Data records
---*---

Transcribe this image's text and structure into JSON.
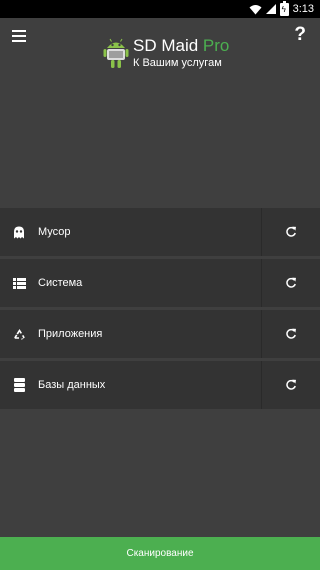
{
  "status_bar": {
    "time": "3:13"
  },
  "header": {
    "title_main": "SD Maid",
    "title_accent": "Pro",
    "subtitle": "К Вашим услугам",
    "help_label": "?",
    "menu_icon": "hamburger-icon",
    "logo_icon": "android-logo-icon"
  },
  "items": [
    {
      "label": "Мусор",
      "icon": "ghost-icon"
    },
    {
      "label": "Система",
      "icon": "list-icon"
    },
    {
      "label": "Приложения",
      "icon": "recycle-icon"
    },
    {
      "label": "Базы данных",
      "icon": "database-icon"
    }
  ],
  "scan_button": {
    "label": "Сканирование"
  },
  "colors": {
    "accent": "#4caf50",
    "background": "#3f3f3f",
    "row_bg": "#333333"
  }
}
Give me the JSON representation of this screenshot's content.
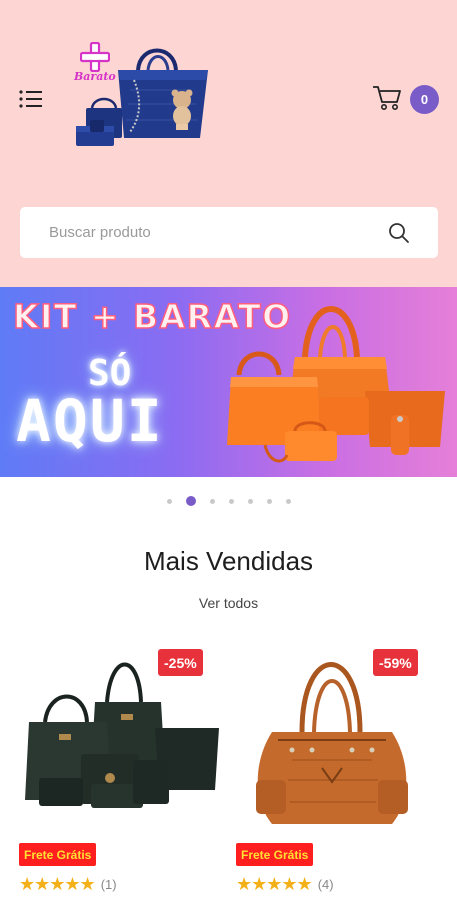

---*---

▸ **Goal**
Transcribe the records word for word and include no pictures.

▸ **Result of the task**
Transcribe this image's text and structure into JSON.
{
  "status_bar": {
    "time": "3:13"
  },
  "header": {
    "title_main": "SD Maid",
    "title_accent": "Pro",
    "subtitle": "К Вашим услугам",
    "help_label": "?",
    "menu_icon": "hamburger-icon",
    "logo_icon": "android-logo-icon"
  },
  "items": [
    {
      "label": "Мусор",
      "icon": "ghost-icon"
    },
    {
      "label": "Система",
      "icon": "list-icon"
    },
    {
      "label": "Приложения",
      "icon": "recycle-icon"
    },
    {
      "label": "Базы данных",
      "icon": "database-icon"
    }
  ],
  "scan_button": {
    "label": "Сканирование"
  },
  "colors": {
    "accent": "#4caf50",
    "background": "#3f3f3f",
    "row_bg": "#333333"
  }
}
Give me the JSON representation of this screenshot's content.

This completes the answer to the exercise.